[Stored data entries]
═══

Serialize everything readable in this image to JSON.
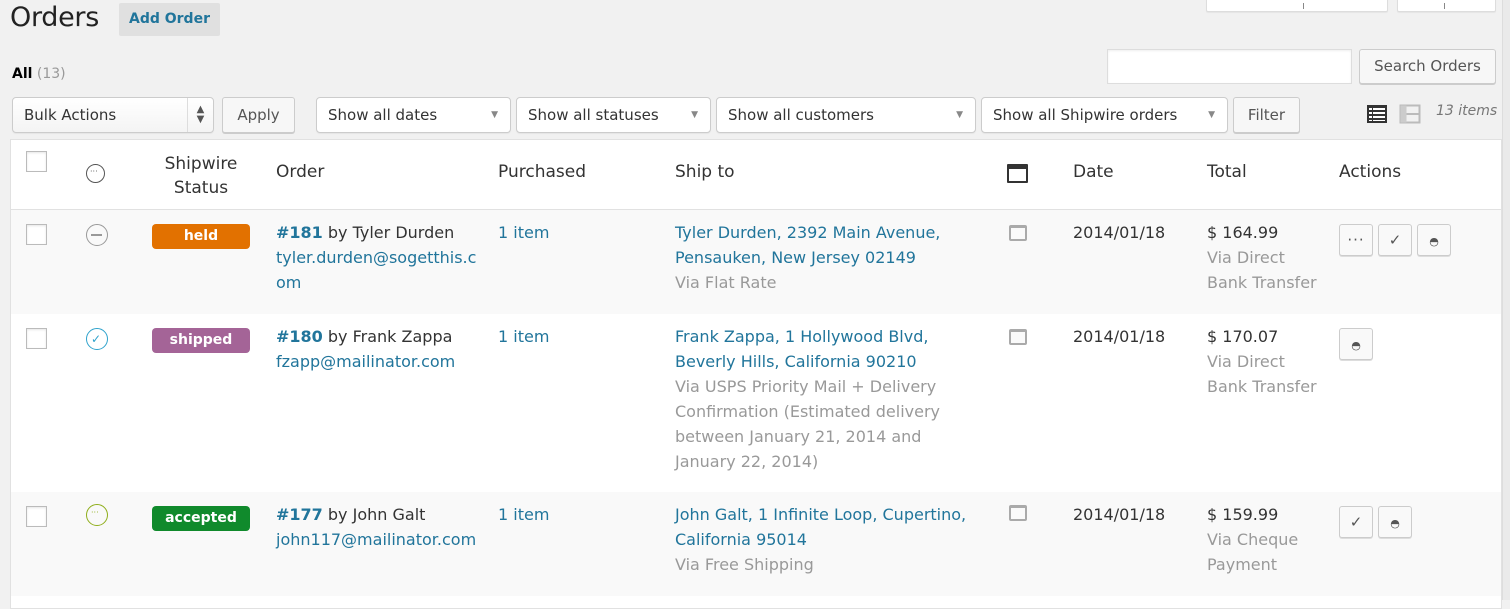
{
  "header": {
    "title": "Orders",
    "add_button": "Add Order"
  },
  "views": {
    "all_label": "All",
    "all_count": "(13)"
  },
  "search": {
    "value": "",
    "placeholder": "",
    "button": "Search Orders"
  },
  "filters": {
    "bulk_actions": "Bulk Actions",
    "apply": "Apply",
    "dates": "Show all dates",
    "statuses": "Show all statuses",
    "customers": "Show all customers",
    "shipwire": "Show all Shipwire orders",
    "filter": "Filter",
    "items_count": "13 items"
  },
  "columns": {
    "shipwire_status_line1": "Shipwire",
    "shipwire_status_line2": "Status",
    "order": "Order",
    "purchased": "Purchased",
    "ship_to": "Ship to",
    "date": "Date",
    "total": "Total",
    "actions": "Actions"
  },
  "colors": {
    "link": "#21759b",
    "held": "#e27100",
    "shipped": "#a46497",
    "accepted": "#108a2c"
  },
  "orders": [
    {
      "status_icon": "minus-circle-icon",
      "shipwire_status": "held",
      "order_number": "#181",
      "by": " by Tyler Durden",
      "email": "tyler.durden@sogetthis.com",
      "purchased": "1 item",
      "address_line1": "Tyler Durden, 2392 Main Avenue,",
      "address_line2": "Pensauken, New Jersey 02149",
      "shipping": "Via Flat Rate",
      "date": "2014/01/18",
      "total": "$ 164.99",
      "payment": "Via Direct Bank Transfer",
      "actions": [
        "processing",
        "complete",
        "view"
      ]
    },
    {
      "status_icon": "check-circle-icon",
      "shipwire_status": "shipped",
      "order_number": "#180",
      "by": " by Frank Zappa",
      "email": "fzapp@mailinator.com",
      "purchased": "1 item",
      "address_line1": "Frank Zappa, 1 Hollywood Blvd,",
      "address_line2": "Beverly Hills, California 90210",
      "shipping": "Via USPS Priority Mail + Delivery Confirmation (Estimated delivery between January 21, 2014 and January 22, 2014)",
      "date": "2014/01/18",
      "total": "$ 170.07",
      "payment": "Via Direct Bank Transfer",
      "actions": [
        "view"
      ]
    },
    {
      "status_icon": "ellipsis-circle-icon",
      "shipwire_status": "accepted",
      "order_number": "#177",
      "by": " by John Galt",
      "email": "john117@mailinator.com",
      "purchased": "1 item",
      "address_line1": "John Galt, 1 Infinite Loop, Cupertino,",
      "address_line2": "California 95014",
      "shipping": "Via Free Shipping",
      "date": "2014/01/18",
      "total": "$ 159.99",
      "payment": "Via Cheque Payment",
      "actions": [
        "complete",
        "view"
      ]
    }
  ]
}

═══

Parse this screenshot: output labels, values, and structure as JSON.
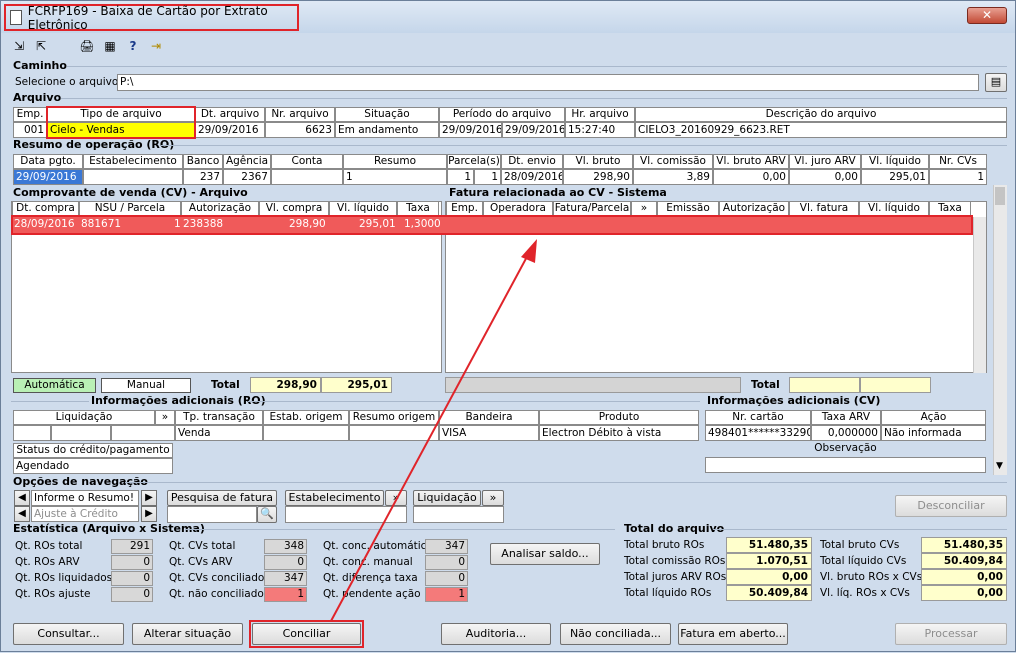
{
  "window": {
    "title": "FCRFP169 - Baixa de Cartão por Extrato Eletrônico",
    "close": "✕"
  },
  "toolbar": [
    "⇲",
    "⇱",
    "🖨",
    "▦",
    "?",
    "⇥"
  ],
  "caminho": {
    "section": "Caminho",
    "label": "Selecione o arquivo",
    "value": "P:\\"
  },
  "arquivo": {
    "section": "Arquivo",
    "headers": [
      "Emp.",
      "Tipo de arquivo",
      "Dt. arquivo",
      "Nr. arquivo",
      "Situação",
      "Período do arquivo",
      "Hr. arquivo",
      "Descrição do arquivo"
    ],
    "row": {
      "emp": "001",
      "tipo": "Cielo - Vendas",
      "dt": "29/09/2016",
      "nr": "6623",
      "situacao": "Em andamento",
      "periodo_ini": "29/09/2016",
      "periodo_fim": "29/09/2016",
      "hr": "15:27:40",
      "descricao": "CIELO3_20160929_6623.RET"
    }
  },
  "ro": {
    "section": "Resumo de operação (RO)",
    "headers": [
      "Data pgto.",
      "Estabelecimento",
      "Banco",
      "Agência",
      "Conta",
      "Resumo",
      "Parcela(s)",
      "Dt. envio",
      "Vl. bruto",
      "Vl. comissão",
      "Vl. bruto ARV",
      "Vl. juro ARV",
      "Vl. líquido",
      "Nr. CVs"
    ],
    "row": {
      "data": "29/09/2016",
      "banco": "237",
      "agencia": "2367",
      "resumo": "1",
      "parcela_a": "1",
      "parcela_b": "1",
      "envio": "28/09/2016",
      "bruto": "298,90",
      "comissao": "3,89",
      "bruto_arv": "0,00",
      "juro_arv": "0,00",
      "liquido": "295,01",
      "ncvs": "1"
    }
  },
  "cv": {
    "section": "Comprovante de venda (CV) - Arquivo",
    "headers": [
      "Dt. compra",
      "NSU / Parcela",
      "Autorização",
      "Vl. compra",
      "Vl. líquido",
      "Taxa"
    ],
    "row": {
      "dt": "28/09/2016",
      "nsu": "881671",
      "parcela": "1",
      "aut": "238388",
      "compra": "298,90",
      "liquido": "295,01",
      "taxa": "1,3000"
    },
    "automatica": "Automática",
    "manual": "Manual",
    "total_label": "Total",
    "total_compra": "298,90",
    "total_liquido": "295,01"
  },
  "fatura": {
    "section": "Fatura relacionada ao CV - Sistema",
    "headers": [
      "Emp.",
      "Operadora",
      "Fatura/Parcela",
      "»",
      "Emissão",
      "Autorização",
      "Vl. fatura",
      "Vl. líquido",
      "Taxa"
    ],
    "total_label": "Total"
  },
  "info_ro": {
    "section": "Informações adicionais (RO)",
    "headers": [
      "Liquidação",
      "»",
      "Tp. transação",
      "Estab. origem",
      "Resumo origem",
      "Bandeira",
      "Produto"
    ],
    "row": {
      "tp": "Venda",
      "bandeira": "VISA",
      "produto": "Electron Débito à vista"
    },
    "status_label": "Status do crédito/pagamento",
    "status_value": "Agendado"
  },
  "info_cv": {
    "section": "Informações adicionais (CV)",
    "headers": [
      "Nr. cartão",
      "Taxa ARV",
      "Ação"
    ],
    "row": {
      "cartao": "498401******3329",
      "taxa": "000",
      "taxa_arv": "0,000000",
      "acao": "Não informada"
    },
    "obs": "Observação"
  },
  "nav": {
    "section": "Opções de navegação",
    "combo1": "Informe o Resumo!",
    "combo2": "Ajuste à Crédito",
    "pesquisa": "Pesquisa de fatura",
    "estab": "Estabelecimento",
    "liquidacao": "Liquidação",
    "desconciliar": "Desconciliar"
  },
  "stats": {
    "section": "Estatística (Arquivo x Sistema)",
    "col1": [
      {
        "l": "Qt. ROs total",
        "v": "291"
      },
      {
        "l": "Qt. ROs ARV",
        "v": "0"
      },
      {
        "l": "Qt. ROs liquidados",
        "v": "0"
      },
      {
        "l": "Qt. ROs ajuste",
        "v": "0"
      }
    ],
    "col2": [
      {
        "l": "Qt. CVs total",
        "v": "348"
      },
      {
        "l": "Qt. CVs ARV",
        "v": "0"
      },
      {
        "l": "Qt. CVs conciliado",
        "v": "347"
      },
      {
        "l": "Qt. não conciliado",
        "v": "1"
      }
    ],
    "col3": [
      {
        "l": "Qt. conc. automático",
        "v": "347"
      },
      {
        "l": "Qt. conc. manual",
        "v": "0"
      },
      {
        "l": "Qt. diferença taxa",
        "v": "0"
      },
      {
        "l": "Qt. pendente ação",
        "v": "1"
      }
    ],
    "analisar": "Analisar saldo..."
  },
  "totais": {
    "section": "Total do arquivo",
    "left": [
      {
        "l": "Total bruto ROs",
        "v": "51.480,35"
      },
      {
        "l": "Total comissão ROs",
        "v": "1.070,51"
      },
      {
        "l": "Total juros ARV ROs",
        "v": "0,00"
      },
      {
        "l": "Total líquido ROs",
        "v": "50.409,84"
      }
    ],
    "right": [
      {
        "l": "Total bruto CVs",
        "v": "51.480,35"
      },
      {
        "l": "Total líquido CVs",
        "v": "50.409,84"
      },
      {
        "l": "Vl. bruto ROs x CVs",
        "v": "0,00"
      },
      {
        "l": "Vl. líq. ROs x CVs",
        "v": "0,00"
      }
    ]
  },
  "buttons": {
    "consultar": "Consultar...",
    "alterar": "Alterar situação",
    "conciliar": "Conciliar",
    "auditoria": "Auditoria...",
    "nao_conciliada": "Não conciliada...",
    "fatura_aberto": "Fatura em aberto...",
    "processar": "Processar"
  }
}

═══

__Set exercise__.
Of all the lines above, how many contain the word "Liquidação"? Give the number and nothing else.

__Finished answer__.
2